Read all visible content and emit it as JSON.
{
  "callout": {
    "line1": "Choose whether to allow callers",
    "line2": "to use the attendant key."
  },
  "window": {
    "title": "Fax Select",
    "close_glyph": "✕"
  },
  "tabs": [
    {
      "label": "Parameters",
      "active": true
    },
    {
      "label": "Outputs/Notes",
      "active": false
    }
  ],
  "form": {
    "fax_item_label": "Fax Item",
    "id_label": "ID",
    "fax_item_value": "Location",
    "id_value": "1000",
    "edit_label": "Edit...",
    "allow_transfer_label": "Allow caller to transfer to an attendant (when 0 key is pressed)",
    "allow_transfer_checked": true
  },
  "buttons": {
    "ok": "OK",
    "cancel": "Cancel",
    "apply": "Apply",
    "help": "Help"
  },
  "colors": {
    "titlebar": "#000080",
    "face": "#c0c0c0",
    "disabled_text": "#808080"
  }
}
• • • •
What you are asked to do | Copy out every line from the data above that has "true" in it.

Answer in full |
      "active": true
    "allow_transfer_checked": true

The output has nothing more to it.